**Task requirements:** Lift out all lines below that contain "skill".
━━ Data to use ━━
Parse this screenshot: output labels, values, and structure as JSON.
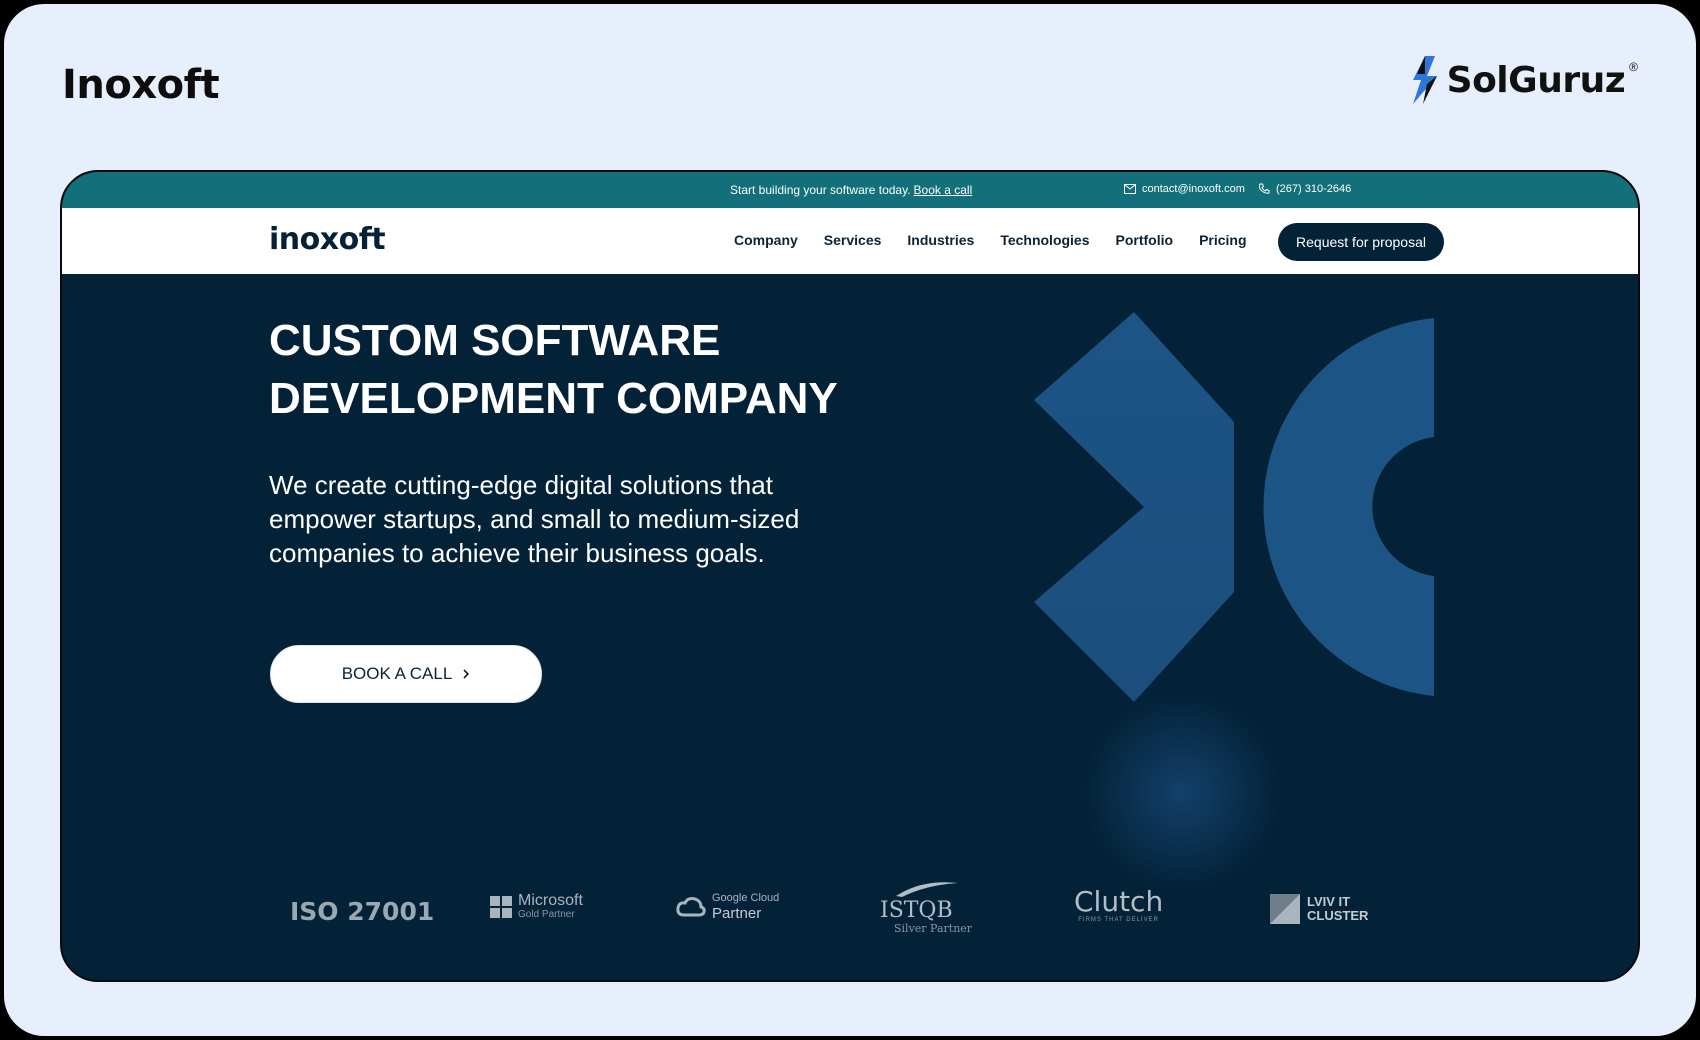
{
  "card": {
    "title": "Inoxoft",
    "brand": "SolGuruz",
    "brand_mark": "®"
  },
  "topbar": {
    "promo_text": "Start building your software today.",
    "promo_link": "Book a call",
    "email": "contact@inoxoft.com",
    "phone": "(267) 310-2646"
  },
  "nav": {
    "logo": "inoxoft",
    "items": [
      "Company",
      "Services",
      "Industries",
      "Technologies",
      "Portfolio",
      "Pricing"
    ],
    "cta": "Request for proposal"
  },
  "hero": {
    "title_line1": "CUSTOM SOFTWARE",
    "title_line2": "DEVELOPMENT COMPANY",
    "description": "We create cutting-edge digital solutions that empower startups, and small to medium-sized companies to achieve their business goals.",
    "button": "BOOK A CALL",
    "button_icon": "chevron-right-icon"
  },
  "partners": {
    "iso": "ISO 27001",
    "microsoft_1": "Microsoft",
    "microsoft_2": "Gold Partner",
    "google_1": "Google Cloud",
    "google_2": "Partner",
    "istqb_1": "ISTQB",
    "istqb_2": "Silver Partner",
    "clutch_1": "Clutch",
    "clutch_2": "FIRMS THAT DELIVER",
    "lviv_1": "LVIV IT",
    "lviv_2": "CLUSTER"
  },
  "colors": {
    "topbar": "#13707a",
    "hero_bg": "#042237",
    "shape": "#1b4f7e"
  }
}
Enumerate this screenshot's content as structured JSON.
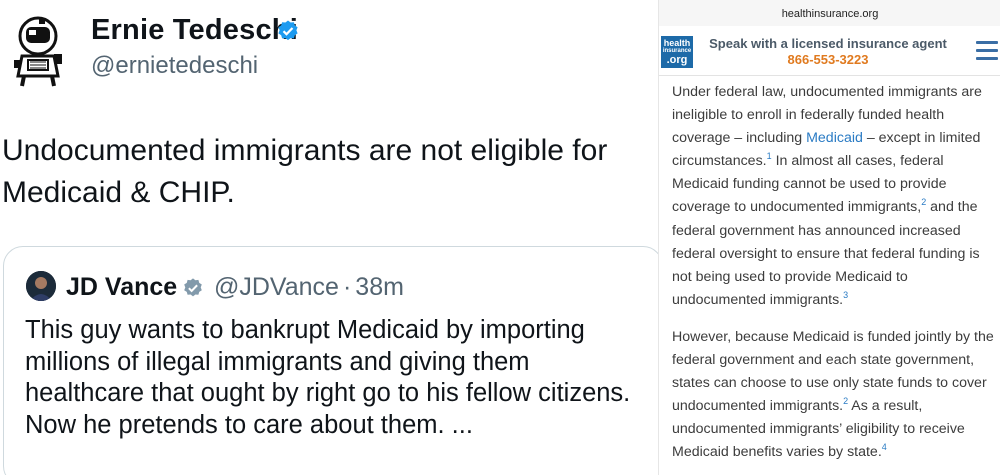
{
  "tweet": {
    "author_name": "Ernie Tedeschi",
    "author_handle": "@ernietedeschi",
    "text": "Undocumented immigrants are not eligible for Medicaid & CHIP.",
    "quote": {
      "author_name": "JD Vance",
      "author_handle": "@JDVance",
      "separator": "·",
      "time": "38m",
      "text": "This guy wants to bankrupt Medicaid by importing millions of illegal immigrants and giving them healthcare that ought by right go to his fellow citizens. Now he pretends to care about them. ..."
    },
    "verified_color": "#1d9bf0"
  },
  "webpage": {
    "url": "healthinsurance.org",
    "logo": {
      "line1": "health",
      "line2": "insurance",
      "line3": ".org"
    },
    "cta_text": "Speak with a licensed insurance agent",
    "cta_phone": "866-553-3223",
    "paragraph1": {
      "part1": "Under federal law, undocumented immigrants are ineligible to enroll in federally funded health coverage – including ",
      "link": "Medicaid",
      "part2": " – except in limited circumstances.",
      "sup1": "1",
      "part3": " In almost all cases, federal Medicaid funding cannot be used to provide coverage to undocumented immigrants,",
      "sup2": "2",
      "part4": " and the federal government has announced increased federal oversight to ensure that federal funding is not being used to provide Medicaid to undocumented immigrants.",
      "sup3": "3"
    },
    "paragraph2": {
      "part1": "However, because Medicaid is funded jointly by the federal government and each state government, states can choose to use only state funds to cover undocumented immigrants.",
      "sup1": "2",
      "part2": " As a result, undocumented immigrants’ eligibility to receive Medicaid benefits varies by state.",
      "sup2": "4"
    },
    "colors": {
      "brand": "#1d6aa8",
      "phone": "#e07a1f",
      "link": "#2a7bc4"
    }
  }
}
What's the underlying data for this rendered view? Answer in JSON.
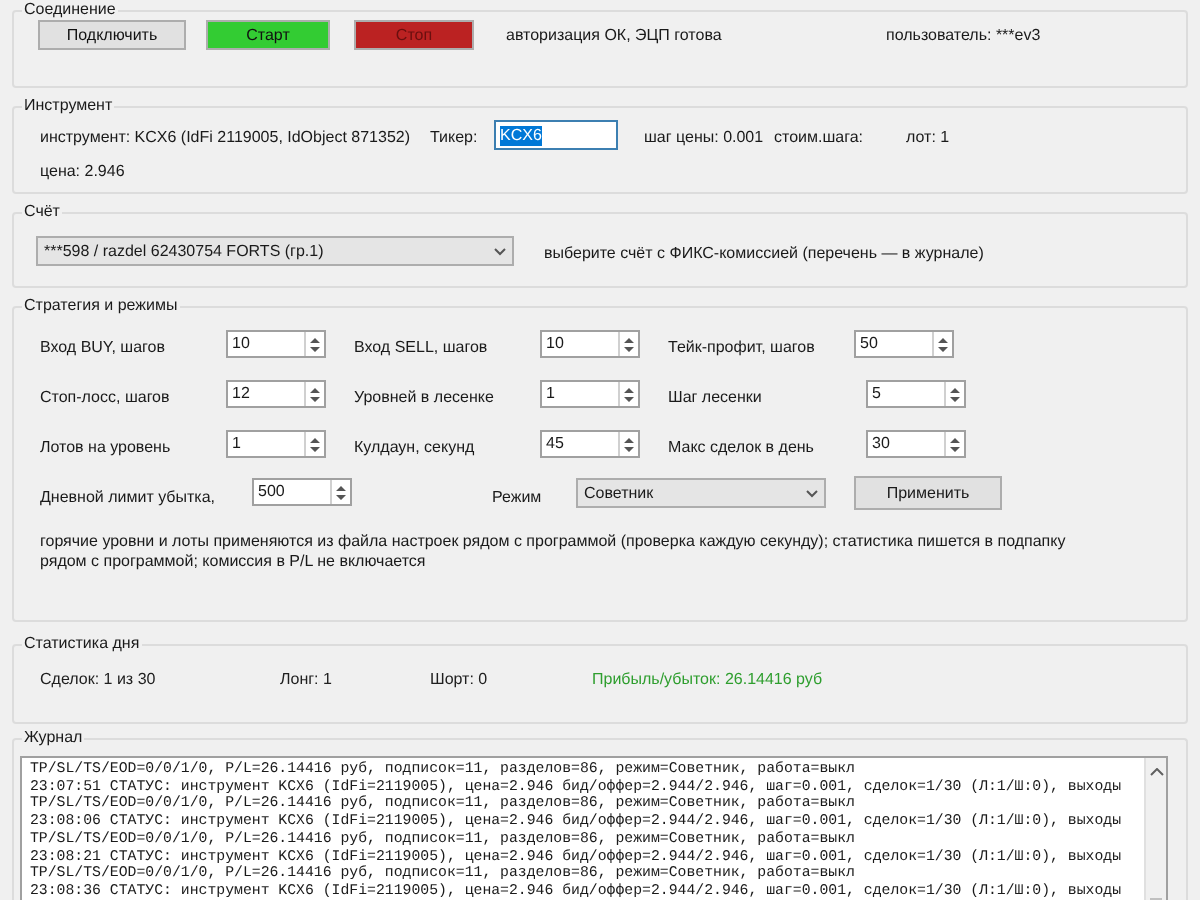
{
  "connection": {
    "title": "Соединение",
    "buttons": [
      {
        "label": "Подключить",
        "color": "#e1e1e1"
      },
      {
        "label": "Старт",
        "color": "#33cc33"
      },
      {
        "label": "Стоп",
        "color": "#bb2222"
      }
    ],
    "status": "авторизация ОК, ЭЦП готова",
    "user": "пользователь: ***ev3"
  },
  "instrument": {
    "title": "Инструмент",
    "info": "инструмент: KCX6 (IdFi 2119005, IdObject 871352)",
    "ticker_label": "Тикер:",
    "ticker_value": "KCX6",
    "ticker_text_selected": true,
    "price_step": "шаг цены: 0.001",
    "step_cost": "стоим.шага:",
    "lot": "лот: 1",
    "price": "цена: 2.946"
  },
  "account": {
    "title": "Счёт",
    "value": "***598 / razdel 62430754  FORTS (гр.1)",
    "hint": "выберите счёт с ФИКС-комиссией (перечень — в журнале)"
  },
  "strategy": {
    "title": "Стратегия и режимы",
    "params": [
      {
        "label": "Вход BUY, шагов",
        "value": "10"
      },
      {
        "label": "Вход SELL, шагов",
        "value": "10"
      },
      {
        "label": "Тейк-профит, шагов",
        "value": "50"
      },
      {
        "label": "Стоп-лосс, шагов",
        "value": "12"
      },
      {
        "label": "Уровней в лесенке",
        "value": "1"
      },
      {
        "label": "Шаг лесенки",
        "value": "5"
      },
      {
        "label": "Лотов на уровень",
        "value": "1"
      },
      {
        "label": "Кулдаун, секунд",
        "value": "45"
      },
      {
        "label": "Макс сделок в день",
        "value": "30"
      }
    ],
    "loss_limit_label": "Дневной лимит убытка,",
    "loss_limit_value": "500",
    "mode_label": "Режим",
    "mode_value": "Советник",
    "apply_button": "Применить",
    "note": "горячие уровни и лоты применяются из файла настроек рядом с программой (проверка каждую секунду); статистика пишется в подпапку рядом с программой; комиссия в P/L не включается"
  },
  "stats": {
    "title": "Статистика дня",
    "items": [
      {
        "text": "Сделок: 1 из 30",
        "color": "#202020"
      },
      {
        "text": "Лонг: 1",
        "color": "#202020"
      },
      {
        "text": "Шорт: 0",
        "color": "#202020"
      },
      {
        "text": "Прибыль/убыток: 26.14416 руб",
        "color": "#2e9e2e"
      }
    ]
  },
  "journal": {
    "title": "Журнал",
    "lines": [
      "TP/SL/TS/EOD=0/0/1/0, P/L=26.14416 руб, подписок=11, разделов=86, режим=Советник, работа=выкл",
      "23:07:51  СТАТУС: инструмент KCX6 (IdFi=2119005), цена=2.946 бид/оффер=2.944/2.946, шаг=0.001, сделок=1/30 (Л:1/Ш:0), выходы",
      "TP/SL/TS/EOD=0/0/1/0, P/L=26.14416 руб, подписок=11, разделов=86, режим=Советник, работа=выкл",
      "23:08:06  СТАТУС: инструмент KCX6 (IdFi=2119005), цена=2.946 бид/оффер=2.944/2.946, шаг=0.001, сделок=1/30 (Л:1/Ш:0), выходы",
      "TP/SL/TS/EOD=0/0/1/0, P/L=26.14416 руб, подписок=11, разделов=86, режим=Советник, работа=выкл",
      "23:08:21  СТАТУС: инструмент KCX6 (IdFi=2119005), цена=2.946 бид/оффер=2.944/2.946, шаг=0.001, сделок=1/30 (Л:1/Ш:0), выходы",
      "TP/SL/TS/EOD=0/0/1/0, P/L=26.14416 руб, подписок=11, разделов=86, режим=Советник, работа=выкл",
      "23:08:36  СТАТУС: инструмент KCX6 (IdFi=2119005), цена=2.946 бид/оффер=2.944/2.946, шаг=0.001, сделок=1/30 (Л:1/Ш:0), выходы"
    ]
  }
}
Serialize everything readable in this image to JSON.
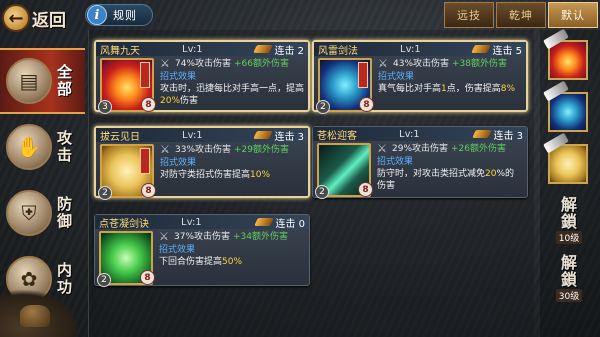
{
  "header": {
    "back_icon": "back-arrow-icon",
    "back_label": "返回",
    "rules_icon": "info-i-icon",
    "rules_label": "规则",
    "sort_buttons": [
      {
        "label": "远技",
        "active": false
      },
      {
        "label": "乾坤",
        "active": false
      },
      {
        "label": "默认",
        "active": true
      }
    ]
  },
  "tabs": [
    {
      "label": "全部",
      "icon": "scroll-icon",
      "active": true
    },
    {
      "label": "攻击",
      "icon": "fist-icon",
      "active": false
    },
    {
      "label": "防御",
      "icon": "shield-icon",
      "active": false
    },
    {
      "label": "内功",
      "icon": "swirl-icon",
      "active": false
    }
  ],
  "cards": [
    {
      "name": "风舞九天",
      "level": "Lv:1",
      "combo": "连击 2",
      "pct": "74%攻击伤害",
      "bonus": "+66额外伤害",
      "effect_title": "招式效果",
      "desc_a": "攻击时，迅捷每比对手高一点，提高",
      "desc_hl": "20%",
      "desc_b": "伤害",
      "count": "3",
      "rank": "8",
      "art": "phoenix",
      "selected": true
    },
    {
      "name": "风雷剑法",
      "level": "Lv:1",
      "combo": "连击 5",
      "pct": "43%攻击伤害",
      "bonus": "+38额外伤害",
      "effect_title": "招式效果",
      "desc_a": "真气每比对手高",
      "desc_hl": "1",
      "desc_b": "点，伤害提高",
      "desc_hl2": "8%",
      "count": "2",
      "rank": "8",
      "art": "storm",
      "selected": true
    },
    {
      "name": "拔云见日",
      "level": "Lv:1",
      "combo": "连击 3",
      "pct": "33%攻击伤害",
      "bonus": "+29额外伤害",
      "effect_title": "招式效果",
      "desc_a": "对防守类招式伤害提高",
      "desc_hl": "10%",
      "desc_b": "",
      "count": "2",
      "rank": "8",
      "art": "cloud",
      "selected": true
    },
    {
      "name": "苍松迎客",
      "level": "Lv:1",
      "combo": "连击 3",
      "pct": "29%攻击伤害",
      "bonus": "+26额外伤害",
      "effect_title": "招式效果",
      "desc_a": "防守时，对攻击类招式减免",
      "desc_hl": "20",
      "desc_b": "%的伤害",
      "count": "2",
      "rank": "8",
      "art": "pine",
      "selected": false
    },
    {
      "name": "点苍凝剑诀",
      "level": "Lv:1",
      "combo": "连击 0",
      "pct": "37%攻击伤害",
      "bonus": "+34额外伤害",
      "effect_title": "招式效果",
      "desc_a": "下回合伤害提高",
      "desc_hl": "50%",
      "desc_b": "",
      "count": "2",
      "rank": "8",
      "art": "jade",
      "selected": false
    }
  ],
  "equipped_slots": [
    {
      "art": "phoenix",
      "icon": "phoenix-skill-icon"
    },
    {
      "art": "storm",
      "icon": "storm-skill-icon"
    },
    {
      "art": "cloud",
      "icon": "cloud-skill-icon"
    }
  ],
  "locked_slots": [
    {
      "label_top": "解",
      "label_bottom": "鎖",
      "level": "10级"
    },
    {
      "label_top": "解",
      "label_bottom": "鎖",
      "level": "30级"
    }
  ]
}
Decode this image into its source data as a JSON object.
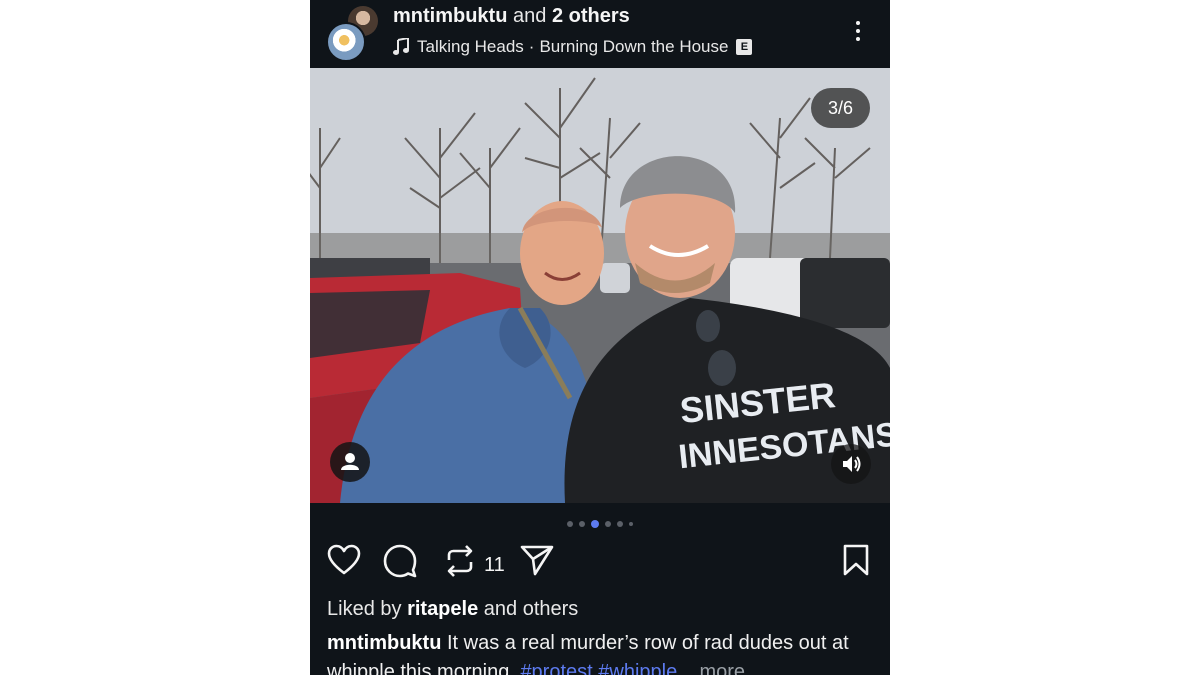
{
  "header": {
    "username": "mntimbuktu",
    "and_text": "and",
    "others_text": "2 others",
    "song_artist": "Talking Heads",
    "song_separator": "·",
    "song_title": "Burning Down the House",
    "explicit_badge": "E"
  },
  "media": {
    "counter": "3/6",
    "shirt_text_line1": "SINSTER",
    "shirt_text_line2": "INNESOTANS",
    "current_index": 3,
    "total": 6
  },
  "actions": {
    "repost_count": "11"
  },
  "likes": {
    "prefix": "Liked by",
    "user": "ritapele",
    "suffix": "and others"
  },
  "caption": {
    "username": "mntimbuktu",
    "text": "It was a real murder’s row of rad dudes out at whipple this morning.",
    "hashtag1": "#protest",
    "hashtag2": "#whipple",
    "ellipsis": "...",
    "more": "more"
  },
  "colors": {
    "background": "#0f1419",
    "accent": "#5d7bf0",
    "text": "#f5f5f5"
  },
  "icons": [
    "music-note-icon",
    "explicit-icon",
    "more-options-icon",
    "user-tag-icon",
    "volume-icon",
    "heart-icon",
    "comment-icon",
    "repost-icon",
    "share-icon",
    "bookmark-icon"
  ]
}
━━━
**Full answer:**
      "icon": "phoenix-skill-icon"
      "icon": "storm-skill-icon"
      "icon": "cloud-skill-icon"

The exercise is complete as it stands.